• [Given request]
Locate and copy all lines bearing the word "sebagai".

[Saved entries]
===
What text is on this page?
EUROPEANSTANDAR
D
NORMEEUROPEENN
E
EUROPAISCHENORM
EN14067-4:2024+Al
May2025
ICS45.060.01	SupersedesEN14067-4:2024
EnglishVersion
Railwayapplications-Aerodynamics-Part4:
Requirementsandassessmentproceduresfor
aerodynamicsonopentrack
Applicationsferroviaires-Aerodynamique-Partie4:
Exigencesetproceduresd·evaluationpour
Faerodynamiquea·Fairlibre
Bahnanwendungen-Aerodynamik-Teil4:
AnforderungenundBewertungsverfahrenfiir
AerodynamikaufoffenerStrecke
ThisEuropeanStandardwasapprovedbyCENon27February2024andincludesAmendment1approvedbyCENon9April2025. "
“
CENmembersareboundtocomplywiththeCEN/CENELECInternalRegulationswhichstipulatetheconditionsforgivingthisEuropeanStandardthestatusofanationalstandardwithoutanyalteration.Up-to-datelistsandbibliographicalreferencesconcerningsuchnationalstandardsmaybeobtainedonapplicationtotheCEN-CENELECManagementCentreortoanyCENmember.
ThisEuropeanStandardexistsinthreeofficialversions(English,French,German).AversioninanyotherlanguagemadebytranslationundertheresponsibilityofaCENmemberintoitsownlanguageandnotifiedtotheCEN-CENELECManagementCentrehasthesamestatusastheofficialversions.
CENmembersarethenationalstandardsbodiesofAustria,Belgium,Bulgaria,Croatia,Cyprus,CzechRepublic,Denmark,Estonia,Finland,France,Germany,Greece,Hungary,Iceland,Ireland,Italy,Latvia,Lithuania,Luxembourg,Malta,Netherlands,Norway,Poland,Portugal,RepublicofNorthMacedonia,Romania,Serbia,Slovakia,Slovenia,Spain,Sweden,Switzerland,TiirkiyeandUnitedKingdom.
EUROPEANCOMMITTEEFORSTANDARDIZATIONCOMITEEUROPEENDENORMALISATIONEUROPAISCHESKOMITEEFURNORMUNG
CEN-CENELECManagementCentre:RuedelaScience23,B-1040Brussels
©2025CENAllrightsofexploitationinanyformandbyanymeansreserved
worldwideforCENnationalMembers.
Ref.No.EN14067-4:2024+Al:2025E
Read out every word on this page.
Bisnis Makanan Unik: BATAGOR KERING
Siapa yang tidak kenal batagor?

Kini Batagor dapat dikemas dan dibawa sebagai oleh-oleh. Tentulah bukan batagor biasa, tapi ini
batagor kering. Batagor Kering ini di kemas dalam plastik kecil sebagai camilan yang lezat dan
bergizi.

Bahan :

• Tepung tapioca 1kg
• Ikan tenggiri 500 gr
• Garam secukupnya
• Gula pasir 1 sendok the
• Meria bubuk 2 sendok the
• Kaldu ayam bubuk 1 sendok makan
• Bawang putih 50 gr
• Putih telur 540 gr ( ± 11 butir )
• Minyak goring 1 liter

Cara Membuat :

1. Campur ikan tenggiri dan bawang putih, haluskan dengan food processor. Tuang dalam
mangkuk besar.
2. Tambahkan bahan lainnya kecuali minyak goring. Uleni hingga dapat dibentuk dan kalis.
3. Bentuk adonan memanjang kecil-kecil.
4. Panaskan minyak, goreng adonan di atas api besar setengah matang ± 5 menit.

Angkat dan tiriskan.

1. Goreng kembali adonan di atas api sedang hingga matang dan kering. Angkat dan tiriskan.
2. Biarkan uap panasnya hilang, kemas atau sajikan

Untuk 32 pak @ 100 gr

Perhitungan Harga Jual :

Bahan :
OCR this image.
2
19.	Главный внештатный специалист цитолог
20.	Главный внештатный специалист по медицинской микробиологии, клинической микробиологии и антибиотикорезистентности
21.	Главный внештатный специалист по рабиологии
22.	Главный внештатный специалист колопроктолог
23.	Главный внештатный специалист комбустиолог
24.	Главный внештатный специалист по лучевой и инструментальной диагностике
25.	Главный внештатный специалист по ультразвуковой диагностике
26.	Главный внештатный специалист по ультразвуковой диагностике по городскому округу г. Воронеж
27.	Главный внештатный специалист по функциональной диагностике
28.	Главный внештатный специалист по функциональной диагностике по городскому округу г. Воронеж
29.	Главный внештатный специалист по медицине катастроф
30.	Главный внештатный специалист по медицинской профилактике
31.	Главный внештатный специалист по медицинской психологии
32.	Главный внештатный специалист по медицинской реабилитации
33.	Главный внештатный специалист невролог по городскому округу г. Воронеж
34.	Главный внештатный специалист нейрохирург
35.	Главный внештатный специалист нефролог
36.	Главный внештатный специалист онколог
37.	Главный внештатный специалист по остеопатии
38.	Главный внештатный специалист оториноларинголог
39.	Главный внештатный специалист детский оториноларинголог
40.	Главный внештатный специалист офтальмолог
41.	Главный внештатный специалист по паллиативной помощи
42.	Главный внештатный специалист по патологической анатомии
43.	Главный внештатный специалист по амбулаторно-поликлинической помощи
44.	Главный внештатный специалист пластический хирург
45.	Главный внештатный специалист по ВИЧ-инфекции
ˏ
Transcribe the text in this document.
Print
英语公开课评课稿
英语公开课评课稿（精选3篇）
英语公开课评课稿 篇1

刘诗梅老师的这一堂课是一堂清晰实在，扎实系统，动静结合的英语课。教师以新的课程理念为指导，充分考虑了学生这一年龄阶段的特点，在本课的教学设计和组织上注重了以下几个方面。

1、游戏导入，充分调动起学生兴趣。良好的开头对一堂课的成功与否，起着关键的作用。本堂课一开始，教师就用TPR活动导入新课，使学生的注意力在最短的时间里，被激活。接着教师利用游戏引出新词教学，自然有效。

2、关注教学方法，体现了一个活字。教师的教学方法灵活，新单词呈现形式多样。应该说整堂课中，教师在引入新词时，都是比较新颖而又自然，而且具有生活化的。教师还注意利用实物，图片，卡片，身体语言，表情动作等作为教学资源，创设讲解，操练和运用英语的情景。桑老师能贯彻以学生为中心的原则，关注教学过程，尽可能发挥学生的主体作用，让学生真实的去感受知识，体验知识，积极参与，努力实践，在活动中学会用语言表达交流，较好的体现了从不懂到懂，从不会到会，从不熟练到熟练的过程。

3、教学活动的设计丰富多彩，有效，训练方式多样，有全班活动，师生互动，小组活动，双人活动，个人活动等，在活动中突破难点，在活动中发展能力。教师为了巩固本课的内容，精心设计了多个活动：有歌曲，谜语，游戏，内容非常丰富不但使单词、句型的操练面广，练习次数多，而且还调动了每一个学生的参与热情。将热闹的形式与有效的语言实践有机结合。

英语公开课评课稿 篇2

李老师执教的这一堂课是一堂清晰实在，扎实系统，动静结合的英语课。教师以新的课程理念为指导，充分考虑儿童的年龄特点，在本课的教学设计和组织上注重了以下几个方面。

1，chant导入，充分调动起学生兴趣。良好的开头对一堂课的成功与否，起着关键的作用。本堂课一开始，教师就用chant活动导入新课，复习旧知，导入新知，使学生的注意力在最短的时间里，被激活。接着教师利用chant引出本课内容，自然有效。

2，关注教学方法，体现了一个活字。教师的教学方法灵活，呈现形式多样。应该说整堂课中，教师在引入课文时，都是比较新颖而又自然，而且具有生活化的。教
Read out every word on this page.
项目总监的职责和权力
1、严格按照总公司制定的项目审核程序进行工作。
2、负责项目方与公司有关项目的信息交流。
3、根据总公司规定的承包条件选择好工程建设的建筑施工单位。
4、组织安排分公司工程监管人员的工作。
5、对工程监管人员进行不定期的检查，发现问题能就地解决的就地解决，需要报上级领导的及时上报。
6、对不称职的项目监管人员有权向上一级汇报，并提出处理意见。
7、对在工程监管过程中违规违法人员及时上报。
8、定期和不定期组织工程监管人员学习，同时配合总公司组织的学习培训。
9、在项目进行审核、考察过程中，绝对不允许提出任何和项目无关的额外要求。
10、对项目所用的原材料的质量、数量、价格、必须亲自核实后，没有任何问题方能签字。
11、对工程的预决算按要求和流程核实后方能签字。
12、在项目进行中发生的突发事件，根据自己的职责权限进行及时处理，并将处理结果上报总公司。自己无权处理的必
===
• [Exercise answer]
Kini Batagor dapat dikemas dan dibawa sebagai oleh-oleh. Tentulah bukan batagor biasa, tapi ini
batagor kering. Batagor Kering ini di kemas dalam plastik kecil sebagai camilan yang lezat dan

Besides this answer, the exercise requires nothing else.